WRITTEN EXERCISE:
Each entry should be quoted word for word, including every mark of punctuation.

DATA FOR THIS EXERCISE:

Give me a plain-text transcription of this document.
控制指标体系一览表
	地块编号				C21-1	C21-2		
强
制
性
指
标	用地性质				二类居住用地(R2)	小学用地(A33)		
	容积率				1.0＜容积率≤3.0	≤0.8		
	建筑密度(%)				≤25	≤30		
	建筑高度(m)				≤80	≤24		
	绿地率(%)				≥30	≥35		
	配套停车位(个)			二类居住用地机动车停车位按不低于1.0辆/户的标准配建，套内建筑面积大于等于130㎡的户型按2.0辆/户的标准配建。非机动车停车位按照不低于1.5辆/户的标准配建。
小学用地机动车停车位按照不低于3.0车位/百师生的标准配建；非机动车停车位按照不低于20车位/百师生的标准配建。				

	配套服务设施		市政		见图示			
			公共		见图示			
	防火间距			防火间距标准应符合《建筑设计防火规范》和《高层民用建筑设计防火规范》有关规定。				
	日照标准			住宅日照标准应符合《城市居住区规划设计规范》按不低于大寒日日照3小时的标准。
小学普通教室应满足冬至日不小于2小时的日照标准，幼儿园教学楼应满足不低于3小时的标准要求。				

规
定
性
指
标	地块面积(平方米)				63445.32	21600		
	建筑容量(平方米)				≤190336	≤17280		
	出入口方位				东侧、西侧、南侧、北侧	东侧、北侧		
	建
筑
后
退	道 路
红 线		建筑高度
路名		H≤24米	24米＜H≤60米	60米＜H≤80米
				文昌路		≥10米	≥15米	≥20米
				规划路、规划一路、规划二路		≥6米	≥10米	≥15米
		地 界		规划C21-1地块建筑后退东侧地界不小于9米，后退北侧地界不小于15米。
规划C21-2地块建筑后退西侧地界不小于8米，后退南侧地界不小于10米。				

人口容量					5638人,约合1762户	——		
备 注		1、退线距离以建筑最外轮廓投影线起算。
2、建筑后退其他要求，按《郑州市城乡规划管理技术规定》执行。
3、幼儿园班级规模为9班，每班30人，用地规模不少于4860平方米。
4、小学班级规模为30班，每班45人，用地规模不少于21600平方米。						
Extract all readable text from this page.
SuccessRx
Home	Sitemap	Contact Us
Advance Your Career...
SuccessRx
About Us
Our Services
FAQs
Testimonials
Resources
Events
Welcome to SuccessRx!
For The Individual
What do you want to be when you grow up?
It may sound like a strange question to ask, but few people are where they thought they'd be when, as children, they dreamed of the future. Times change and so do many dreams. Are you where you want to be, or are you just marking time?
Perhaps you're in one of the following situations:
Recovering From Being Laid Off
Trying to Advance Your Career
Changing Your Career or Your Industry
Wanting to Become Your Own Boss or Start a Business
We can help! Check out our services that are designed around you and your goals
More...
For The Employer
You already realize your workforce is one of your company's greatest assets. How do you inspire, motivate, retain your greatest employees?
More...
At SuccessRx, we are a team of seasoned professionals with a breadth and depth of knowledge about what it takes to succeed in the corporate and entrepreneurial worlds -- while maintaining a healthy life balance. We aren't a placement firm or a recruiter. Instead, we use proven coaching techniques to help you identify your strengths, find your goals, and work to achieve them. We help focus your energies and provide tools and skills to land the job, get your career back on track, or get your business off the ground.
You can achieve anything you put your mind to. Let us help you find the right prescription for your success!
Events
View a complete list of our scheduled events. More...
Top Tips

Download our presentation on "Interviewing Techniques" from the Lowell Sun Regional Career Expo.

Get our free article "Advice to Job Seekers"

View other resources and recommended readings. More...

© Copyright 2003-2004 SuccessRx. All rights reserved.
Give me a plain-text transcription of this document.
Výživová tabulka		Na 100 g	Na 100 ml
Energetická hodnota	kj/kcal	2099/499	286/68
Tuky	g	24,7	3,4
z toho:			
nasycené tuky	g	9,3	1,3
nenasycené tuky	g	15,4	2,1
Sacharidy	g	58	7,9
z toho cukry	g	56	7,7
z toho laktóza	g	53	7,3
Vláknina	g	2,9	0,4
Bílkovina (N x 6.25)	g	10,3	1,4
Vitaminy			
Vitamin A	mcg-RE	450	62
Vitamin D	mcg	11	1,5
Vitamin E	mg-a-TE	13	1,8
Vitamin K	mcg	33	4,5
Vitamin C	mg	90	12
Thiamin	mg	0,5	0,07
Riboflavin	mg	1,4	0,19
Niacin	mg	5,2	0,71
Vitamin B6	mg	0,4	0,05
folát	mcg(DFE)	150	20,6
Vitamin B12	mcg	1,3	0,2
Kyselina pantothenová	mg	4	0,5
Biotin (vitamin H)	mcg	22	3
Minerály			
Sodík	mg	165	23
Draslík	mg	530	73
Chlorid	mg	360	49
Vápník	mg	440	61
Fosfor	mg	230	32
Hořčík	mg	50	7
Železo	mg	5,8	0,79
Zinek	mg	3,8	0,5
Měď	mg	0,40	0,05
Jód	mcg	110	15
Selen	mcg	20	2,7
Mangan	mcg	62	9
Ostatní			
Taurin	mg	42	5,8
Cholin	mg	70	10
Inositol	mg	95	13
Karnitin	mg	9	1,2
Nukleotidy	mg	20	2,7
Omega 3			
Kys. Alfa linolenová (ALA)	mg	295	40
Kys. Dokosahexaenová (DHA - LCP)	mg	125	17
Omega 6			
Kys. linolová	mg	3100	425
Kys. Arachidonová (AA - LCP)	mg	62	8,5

FULL ANSWER:
Give me a plain-text transcription of this document.
控制指标体系一览表
	地块编号				C21-1	C21-2		
强
制
性
指
标	用地性质				二类居住用地(R2)	小学用地(A33)		
	容积率				1.0＜容积率≤3.0	≤0.8		
	建筑密度(%)				≤25	≤30		
	建筑高度(m)				≤80	≤24		
	绿地率(%)				≥30	≥35		
	配套停车位(个)			二类居住用地机动车停车位按不低于1.0辆/户的标准配建，套内建筑面积大于等于130㎡的户型按2.0辆/户的标准配建。非机动车停车位按照不低于1.5辆/户的标准配建。
小学用地机动车停车位按照不低于3.0车位/百师生的标准配建；非机动车停车位按照不低于20车位/百师生的标准配建。				

	配套服务设施		市政		见图示			
			公共		见图示			
	防火间距			防火间距标准应符合《建筑设计防火规范》和《高层民用建筑设计防火规范》有关规定。				
	日照标准			住宅日照标准应符合《城市居住区规划设计规范》按不低于大寒日日照3小时的标准。
小学普通教室应满足冬至日不小于2小时的日照标准，幼儿园教学楼应满足不低于3小时的标准要求。				

规
定
性
指
标	地块面积(平方米)				63445.32	21600		
	建筑容量(平方米)				≤190336	≤17280		
	出入口方位				东侧、西侧、南侧、北侧	东侧、北侧		
	建
筑
后
退	道 路
红 线		建筑高度
路名		H≤24米	24米＜H≤60米	60米＜H≤80米
				文昌路		≥10米	≥15米	≥20米
				规划路、规划一路、规划二路		≥6米	≥10米	≥15米
		地 界		规划C21-1地块建筑后退东侧地界不小于9米，后退北侧地界不小于15米。
规划C21-2地块建筑后退西侧地界不小于8米，后退南侧地界不小于10米。				

人口容量					5638人,约合1762户	——		
备 注		1、退线距离以建筑最外轮廓投影线起算。
2、建筑后退其他要求，按《郑州市城乡规划管理技术规定》执行。
3、幼儿园班级规模为9班，每班30人，用地规模不少于4860平方米。
4、小学班级规模为30班，每班45人，用地规模不少于21600平方米。						
Extract all readable text from this page.
SuccessRx
Home	Sitemap	Contact Us
Advance Your Career...
SuccessRx
About Us
Our Services
FAQs
Testimonials
Resources
Events
Welcome to SuccessRx!
For The Individual
What do you want to be when you grow up?
It may sound like a strange question to ask, but few people are where they thought they'd be when, as children, they dreamed of the future. Times change and so do many dreams. Are you where you want to be, or are you just marking time?
Perhaps you're in one of the following situations:
Recovering From Being Laid Off
Trying to Advance Your Career
Changing Your Career or Your Industry
Wanting to Become Your Own Boss or Start a Business
We can help! Check out our services that are designed around you and your goals
More...
For The Employer
You already realize your workforce is one of your company's greatest assets. How do you inspire, motivate, retain your greatest employees?
More...
At SuccessRx, we are a team of seasoned professionals with a breadth and depth of knowledge about what it takes to succeed in the corporate and entrepreneurial worlds -- while maintaining a healthy life balance. We aren't a placement firm or a recruiter. Instead, we use proven coaching techniques to help you identify your strengths, find your goals, and work to achieve them. We help focus your energies and provide tools and skills to land the job, get your career back on track, or get your business off the ground.
You can achieve anything you put your mind to. Let us help you find the right prescription for your success!
Events
View a complete list of our scheduled events. More...
Top Tips

Download our presentation on "Interviewing Techniques" from the Lowell Sun Regional Career Expo.

Get our free article "Advice to Job Seekers"

View other resources and recommended readings. More...

© Copyright 2003-2004 SuccessRx. All rights reserved.
Give me a plain-text transcription of this document.
Výživová tabulka		Na 100 g	Na 100 ml
Energetická hodnota	kj/kcal	2099/499	286/68
Tuky	g	24,7	3,4
z toho:			
nasycené tuky	g	9,3	1,3
nenasycené tuky	g	15,4	2,1
Sacharidy	g	58	7,9
z toho cukry	g	56	7,7
z toho laktóza	g	53	7,3
Vláknina	g	2,9	0,4
Bílkovina (N x 6.25)	g	10,3	1,4
Vitaminy			
Vitamin A	mcg-RE	450	62
Vitamin D	mcg	11	1,5
Vitamin E	mg-a-TE	13	1,8
Vitamin K	mcg	33	4,5
Vitamin C	mg	90	12
Thiamin	mg	0,5	0,07
Riboflavin	mg	1,4	0,19
Niacin	mg	5,2	0,71
Vitamin B6	mg	0,4	0,05
folát	mcg(DFE)	150	20,6
Vitamin B12	mcg	1,3	0,2
Kyselina pantothenová	mg	4	0,5
Biotin (vitamin H)	mcg	22	3
Minerály			
Sodík	mg	165	23
Draslík	mg	530	73
Chlorid	mg	360	49
Vápník	mg	440	61
Fosfor	mg	230	32
Hořčík	mg	50	7
Železo	mg	5,8	0,79
Zinek	mg	3,8	0,5
Měď	mg	0,40	0,05
Jód	mcg	110	15
Selen	mcg	20	2,7
Mangan	mcg	62	9
Ostatní			
Taurin	mg	42	5,8
Cholin	mg	70	10
Inositol	mg	95	13
Karnitin	mg	9	1,2
Nukleotidy	mg	20	2,7
Omega 3			
Kys. Alfa linolenová (ALA)	mg	295	40
Kys. Dokosahexaenová (DHA - LCP)	mg	125	17
Omega 6			
Kys. linolová	mg	3100	425
Kys. Arachidonová (AA - LCP)	mg	62	8,5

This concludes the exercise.